Short exercise: Which lines hold the word "проверках"? Copy each of them.

[START Data supplied]

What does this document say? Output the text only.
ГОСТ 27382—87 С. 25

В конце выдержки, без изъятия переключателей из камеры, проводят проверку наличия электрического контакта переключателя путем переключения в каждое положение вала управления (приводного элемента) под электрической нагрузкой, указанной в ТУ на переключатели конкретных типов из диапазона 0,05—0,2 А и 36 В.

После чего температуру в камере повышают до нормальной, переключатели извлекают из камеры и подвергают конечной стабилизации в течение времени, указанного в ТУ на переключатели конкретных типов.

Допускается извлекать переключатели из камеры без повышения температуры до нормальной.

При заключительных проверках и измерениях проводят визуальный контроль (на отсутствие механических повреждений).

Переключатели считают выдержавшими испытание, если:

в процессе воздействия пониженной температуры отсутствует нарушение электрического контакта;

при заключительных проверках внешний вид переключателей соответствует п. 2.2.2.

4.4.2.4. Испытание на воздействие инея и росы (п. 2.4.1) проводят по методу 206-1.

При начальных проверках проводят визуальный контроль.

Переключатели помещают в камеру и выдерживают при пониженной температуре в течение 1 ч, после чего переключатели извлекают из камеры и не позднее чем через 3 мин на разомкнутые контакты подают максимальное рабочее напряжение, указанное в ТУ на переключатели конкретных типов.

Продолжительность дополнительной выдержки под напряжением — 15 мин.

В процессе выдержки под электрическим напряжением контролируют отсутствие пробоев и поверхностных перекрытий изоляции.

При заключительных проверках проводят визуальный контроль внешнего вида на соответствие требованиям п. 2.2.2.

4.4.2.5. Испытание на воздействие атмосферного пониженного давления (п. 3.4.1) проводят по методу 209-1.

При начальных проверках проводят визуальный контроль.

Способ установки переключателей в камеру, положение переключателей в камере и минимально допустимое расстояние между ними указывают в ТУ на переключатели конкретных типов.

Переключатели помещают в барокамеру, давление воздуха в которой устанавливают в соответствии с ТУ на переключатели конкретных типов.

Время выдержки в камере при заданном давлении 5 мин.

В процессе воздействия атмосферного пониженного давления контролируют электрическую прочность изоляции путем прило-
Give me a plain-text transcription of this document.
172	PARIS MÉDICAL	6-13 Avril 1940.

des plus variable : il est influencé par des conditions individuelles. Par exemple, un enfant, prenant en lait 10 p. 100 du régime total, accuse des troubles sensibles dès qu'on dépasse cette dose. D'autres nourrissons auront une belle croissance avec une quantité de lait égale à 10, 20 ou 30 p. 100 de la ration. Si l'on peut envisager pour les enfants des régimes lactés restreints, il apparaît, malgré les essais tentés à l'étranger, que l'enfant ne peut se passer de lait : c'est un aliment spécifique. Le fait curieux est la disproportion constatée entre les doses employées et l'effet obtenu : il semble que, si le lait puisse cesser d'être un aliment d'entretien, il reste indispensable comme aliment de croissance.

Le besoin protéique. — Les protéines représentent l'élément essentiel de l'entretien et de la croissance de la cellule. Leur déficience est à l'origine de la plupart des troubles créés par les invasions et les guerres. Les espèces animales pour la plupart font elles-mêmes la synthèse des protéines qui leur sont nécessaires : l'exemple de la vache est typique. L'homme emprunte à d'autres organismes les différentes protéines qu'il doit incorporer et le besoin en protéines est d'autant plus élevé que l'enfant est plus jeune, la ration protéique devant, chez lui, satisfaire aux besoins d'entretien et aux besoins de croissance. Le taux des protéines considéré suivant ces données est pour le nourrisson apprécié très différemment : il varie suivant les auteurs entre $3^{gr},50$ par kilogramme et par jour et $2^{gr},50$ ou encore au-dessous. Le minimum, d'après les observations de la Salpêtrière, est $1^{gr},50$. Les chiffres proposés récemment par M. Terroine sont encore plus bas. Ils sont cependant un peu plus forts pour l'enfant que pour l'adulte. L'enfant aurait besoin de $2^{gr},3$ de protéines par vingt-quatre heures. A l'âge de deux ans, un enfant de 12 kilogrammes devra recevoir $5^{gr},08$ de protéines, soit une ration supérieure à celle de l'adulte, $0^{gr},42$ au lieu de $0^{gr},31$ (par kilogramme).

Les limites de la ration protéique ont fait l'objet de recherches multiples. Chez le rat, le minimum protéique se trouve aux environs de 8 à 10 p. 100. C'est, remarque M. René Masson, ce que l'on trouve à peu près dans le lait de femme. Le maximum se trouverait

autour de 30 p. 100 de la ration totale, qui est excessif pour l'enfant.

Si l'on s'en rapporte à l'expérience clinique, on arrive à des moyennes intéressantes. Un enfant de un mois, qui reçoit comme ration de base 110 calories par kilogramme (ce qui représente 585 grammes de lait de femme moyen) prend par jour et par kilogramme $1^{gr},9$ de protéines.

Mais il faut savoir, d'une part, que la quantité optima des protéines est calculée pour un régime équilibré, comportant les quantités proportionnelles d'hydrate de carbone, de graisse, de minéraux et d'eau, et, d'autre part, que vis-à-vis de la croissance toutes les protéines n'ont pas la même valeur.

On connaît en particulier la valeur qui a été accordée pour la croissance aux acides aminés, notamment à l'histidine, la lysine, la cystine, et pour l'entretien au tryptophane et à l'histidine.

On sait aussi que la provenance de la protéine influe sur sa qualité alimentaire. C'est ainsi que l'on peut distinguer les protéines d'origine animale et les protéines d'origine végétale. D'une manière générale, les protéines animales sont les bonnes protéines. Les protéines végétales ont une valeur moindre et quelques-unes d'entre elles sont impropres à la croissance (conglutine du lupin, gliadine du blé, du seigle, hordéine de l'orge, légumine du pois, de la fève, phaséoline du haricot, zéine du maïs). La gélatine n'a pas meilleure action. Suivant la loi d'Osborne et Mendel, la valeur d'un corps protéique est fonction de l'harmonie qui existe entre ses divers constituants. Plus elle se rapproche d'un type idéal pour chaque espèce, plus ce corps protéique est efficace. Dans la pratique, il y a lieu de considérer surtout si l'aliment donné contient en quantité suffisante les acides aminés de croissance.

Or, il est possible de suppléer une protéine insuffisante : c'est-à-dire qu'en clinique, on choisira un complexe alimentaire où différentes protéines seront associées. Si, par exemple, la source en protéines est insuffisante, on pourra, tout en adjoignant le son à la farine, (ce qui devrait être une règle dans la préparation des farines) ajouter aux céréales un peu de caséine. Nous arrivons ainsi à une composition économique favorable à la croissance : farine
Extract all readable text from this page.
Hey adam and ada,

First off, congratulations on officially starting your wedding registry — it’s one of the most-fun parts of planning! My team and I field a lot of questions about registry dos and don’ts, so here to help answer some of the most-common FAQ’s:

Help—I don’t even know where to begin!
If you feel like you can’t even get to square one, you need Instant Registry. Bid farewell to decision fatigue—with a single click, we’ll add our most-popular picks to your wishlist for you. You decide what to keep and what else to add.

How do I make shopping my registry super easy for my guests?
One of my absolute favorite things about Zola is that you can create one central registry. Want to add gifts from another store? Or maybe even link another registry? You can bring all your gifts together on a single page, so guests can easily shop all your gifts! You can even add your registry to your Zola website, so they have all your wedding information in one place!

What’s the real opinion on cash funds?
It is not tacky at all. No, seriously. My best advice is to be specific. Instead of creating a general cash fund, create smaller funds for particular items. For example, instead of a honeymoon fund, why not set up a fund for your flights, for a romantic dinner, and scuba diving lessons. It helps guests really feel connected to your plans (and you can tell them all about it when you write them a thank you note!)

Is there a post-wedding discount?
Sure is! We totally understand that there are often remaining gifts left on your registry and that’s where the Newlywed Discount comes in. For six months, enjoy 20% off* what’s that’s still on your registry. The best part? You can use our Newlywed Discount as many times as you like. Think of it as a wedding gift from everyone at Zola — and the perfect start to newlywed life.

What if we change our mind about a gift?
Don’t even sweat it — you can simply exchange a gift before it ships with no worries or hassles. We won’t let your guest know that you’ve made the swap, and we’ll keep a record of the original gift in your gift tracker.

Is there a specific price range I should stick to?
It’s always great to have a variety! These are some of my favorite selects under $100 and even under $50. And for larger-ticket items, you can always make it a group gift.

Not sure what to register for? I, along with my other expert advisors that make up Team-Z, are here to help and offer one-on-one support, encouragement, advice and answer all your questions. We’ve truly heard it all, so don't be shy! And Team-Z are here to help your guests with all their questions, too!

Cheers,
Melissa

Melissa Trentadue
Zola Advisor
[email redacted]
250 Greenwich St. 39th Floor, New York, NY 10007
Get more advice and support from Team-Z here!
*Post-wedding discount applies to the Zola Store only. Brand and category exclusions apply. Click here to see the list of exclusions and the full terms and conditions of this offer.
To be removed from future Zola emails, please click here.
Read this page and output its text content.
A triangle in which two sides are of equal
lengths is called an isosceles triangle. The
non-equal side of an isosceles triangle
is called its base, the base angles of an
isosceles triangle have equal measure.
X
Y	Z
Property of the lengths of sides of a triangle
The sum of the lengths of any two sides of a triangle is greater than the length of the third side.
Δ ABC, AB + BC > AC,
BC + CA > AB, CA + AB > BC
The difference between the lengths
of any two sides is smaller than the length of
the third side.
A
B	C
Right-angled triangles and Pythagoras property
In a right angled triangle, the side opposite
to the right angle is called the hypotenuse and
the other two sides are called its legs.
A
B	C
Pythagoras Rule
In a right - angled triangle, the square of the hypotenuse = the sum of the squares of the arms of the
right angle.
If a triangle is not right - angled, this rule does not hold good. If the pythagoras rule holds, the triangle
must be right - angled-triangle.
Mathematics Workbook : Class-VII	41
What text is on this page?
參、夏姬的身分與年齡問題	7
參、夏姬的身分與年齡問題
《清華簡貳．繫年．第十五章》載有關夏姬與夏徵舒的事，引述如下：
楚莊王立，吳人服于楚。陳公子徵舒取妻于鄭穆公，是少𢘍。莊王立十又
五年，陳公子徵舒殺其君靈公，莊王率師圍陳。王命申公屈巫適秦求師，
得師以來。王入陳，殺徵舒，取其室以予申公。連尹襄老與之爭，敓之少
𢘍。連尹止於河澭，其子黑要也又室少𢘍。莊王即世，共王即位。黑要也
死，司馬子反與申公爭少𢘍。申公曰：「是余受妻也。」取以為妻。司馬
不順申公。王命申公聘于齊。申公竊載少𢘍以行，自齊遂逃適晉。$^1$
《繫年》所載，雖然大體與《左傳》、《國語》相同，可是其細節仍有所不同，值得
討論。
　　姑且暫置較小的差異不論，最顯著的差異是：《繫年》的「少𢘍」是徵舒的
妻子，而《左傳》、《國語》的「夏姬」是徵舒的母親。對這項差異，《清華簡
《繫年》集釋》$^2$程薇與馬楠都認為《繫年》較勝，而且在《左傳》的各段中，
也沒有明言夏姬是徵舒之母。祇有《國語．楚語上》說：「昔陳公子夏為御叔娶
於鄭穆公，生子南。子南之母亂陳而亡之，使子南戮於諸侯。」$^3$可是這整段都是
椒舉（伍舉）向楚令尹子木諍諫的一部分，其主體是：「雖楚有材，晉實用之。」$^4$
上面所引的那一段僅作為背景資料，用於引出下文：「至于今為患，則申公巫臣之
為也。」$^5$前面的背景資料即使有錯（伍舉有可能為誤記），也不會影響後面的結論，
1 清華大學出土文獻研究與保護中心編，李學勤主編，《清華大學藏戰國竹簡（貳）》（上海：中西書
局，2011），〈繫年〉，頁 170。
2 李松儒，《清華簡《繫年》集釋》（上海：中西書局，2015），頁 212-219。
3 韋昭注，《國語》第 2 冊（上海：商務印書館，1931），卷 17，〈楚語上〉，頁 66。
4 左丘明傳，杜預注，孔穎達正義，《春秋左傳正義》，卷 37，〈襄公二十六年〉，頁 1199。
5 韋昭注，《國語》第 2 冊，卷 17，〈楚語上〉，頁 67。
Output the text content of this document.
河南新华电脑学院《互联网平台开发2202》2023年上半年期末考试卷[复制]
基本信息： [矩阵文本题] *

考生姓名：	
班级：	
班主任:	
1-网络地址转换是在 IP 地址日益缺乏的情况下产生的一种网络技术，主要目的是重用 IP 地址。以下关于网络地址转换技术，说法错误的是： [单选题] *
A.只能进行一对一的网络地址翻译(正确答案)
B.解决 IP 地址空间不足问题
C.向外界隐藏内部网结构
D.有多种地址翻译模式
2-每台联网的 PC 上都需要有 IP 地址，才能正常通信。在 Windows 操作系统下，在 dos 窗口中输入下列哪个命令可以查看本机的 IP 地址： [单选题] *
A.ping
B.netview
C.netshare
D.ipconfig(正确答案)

[END Data supplied]

Full response:
При заключительных проверках и измерениях проводят визуальный контроль (на отсутствие механических повреждений).
при заключительных проверках внешний вид переключателей соответствует п. 2.2.2.
При начальных проверках проводят визуальный контроль.
При заключительных проверках проводят визуальный контроль внешнего вида на соответствие требованиям п. 2.2.2.
При начальных проверках проводят визуальный контроль.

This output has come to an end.